Supplied material:
-- Start --

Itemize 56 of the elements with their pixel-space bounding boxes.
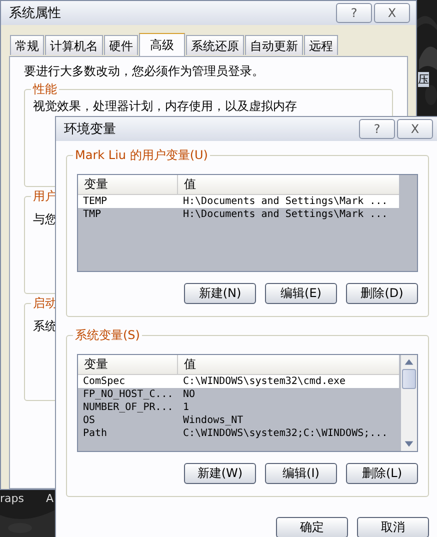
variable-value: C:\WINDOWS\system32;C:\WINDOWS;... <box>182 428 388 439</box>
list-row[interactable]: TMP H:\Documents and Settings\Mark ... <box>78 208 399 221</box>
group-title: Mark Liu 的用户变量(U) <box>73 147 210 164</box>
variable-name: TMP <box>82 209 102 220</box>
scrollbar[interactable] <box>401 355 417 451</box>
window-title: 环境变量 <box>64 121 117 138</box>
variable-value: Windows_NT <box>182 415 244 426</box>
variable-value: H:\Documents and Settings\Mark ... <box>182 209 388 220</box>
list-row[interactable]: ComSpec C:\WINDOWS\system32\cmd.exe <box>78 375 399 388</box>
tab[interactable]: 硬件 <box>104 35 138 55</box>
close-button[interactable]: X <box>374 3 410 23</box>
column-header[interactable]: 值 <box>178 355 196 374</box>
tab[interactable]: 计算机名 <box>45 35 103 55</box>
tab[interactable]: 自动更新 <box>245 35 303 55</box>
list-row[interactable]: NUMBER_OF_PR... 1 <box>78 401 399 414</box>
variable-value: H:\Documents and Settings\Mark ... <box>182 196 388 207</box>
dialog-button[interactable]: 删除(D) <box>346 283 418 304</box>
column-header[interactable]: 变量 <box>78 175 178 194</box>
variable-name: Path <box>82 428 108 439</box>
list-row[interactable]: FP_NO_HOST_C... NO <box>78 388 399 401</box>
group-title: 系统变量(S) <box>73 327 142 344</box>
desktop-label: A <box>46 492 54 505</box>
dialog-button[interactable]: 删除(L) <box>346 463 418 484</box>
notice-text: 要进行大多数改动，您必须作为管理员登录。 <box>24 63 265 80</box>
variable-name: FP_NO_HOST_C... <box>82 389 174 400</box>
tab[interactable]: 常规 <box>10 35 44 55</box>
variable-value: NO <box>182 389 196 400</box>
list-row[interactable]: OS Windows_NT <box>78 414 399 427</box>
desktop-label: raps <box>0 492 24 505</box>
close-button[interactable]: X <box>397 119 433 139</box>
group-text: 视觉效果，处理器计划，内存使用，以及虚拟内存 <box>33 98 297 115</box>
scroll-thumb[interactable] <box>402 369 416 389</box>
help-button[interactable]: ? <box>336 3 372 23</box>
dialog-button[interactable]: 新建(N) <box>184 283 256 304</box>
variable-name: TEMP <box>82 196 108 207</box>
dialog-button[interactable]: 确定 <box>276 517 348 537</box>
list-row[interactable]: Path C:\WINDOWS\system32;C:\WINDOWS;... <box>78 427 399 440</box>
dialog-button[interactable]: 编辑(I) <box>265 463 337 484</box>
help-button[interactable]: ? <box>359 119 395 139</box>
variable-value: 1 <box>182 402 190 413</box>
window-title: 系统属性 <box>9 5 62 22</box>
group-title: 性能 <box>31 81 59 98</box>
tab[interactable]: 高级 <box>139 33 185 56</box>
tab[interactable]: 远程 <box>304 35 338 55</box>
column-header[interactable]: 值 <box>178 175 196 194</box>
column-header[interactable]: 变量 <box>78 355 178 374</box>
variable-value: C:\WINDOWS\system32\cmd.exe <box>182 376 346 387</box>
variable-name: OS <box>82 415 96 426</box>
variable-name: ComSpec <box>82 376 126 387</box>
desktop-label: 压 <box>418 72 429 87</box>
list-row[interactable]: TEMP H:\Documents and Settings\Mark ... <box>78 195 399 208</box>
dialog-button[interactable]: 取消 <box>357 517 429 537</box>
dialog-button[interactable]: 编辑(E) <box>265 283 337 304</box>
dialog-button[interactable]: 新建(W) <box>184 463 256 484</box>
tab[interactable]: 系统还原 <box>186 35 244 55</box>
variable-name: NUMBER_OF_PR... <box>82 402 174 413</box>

-- End --
-- Start --

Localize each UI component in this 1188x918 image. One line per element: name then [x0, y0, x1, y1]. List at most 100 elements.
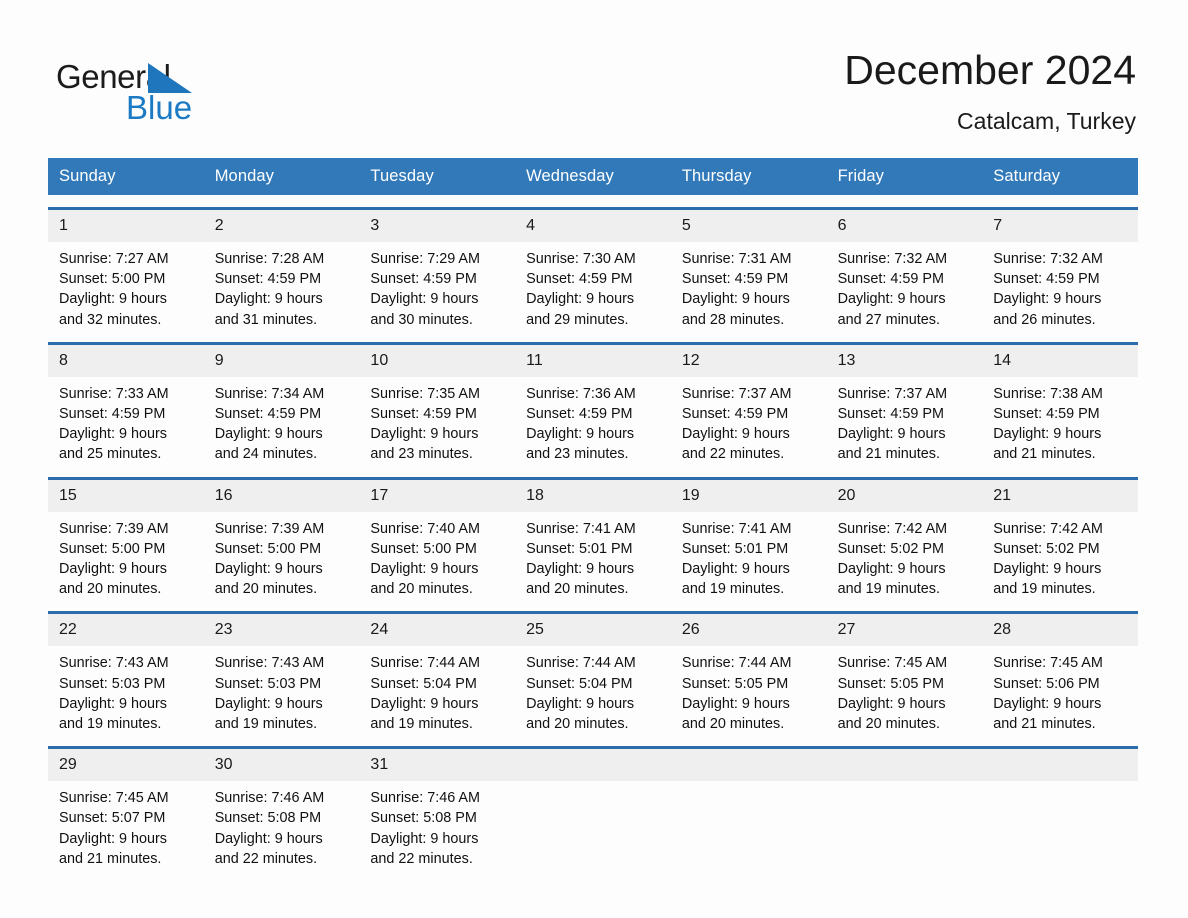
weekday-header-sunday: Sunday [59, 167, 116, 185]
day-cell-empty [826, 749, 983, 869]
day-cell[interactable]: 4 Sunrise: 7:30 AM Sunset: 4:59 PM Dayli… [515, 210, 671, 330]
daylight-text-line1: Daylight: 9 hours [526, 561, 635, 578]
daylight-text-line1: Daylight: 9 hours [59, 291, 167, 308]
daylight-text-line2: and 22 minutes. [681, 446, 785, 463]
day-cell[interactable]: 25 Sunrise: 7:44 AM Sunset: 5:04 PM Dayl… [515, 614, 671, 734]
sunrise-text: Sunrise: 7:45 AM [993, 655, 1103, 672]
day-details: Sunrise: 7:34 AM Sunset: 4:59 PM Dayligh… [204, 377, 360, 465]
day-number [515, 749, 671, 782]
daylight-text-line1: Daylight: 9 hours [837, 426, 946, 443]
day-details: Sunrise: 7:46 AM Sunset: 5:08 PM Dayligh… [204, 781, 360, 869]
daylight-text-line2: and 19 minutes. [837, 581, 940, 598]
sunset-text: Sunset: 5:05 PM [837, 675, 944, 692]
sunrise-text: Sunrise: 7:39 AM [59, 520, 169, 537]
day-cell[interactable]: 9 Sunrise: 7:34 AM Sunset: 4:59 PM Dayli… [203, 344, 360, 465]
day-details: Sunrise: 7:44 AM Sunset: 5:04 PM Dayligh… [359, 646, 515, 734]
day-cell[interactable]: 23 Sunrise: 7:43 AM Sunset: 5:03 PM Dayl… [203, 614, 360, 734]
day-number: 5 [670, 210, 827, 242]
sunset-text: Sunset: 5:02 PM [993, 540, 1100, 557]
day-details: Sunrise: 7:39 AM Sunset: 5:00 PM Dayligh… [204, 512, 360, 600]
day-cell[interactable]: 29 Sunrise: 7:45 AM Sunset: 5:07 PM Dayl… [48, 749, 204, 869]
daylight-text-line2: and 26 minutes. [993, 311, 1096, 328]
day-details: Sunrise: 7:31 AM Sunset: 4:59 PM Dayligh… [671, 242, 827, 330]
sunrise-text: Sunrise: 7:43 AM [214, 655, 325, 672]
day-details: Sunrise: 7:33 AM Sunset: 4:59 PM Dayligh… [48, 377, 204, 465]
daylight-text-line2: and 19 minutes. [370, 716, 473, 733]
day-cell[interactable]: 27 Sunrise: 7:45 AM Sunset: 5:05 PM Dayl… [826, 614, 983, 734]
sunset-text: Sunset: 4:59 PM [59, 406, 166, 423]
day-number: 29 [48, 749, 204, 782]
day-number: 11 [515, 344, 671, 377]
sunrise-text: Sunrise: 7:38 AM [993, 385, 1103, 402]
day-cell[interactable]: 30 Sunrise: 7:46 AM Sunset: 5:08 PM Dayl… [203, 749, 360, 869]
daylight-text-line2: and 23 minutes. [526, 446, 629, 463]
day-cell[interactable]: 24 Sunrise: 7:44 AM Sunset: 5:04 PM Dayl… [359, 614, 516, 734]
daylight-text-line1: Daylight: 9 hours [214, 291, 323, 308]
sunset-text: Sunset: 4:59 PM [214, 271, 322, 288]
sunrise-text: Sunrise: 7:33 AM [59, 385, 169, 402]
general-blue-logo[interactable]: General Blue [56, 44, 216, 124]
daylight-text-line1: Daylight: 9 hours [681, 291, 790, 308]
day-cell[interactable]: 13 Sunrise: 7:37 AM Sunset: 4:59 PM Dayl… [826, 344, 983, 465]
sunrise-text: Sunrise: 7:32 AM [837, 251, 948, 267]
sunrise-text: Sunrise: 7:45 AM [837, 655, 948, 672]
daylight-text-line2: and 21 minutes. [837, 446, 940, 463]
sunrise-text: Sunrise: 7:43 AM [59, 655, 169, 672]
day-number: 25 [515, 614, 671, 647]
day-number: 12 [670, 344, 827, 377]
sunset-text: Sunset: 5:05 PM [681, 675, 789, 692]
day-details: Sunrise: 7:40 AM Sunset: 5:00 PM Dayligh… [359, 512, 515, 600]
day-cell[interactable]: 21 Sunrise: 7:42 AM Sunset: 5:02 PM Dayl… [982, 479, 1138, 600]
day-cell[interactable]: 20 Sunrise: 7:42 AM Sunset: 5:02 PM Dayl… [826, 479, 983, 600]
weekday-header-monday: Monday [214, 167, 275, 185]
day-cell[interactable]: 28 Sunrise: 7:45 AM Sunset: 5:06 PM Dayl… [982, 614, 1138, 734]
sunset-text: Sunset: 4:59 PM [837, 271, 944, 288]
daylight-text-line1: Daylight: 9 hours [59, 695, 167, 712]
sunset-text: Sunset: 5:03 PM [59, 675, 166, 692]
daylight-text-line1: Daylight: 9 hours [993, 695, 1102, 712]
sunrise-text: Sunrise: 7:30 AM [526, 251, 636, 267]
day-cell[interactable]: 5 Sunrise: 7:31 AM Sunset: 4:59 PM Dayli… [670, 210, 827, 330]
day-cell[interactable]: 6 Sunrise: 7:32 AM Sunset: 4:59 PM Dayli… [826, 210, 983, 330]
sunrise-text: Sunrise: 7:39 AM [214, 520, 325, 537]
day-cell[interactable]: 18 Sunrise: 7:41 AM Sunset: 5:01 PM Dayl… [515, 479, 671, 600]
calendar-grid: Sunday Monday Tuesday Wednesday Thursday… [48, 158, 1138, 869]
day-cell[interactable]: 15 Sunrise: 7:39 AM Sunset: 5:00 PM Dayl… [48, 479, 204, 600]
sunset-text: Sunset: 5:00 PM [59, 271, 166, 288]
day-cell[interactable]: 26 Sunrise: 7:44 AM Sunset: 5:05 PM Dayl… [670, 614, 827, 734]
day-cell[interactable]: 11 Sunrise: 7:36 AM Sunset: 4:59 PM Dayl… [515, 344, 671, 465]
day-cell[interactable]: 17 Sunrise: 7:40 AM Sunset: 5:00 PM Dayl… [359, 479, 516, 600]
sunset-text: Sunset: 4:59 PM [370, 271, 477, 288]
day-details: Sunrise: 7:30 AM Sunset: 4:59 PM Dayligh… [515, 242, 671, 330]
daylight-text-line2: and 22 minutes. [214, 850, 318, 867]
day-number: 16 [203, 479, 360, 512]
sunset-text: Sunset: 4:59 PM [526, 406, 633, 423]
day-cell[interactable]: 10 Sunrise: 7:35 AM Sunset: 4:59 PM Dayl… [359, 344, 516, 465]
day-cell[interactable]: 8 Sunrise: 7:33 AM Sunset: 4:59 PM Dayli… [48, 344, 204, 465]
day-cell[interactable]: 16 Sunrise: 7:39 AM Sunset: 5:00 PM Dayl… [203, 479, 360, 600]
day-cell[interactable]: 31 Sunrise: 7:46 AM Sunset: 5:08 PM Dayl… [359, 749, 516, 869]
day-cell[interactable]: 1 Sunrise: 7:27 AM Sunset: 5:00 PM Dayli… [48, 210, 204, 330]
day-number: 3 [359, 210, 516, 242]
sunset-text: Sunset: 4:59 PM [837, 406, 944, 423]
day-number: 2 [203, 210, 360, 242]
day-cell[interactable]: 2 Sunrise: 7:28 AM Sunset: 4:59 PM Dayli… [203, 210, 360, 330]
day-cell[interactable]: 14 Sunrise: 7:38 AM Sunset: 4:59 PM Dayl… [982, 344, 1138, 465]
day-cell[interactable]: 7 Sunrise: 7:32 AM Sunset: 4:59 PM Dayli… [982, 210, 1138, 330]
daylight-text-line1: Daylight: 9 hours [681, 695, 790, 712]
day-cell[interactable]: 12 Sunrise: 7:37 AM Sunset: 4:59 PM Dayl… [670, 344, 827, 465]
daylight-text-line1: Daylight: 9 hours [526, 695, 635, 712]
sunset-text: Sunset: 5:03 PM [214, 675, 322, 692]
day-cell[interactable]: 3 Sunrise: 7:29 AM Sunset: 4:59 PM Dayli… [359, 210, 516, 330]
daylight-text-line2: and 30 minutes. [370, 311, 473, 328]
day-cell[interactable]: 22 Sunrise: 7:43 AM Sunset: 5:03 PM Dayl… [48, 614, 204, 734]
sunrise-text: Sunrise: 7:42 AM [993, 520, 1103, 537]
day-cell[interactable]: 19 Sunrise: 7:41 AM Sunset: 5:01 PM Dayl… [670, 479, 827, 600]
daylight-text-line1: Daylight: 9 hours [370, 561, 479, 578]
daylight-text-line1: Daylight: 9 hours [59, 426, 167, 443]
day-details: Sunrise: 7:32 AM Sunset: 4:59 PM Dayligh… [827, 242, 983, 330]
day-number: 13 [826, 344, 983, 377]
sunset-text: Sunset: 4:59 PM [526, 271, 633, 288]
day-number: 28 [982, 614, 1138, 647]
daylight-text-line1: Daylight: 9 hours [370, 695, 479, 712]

-- End --
-- Start --

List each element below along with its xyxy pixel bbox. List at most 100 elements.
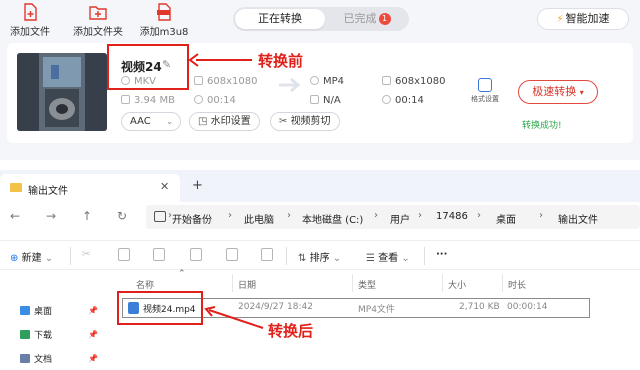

-- End --

Challenge: Convert the lines from the one containing "Itemize 56 of" through the one containing "variable-value: 1 <box>182 402 190 413</box>" into a JSON list of strings, one string per line, omitting blank lines and the pictures.

Result below:
[
  "Itemize 56 of the elements with their pixel-space bounding boxes.",
  "variable-value: C:\\WINDOWS\\system32;C:\\WINDOWS;... <box>182 428 388 439</box>",
  "list-row[interactable]: TMP H:\\Documents and Settings\\Mark ... <box>78 208 399 221</box>",
  "group-title: Mark Liu 的用户变量(U) <box>73 147 210 164</box>",
  "variable-name: TMP <box>82 209 102 220</box>",
  "scrollbar[interactable] <box>401 355 417 451</box>",
  "window-title: 环境变量 <box>64 121 117 138</box>",
  "variable-value: Windows_NT <box>182 415 244 426</box>",
  "variable-value: H:\\Documents and Settings\\Mark ... <box>182 209 388 220</box>",
  "list-row[interactable]: ComSpec C:\\WINDOWS\\system32\\cmd.exe <box>78 375 399 388</box>",
  "tab[interactable]: 硬件 <box>104 35 138 55</box>",
  "close-button[interactable]: X <box>374 3 410 23</box>",
  "column-header[interactable]: 值 <box>178 355 196 374</box>",
  "tab[interactable]: 计算机名 <box>45 35 103 55</box>",
  "tab[interactable]: 自动更新 <box>245 35 303 55</box>",
  "list-row[interactable]: NUMBER_OF_PR... 1 <box>78 401 399 414</box>",
  "variable-value: H:\\Documents and Settings\\Mark ... <box>182 196 388 207</box>",
  "dialog-button[interactable]: 删除(D) <box>346 283 418 304</box>",
  "column-header[interactable]: 变量 <box>78 175 178 194</box>",
  "variable-name: Path <box>82 428 108 439</box>",
  "list-row[interactable]: FP_NO_HOST_C... NO <box>78 388 399 401</box>",
  "group-title: 系统变量(S) <box>73 327 142 344</box>",
  "desktop-label: A <box>46 492 54 505</box>",
  "dialog-button[interactable]: 删除(L) <box>346 463 418 484</box>",
  "notice-text: 要进行大多数改动，您必须作为管理员登录。 <box>24 63 265 80</box>",
  "variable-name: FP_NO_HOST_C... <box>82 389 174 400</box>",
  "tab[interactable]: 常规 <box>10 35 44 55</box>",
  "variable-value: NO <box>182 389 196 400</box>",
  "list-row[interactable]: OS Windows_NT <box>78 414 399 427</box>",
  "desktop-label: raps <box>0 492 24 505</box>",
  "close-button[interactable]: X <box>397 119 433 139</box>",
  "group-text: 视觉效果，处理器计划，内存使用，以及虚拟内存 <box>33 98 297 115</box>",
  "scroll-thumb[interactable] <box>402 369 416 389</box>",
  "help-button[interactable]: ? <box>336 3 372 23</box>",
  "dialog-button[interactable]: 新建(N) <box>184 283 256 304</box>",
  "variable-name: TEMP <box>82 196 108 207</box>",
  "dialog-button[interactable]: 确定 <box>276 517 348 537</box>",
  "list-row[interactable]: Path C:\\WINDOWS\\system32;C:\\WINDOWS;... <box>78 427 399 440</box>",
  "dialog-button[interactable]: 编辑(I) <box>265 463 337 484</box>",
  "help-button[interactable]: ? <box>359 119 395 139</box>",
  "variable-value: 1 <box>182 402 190 413</box>"
]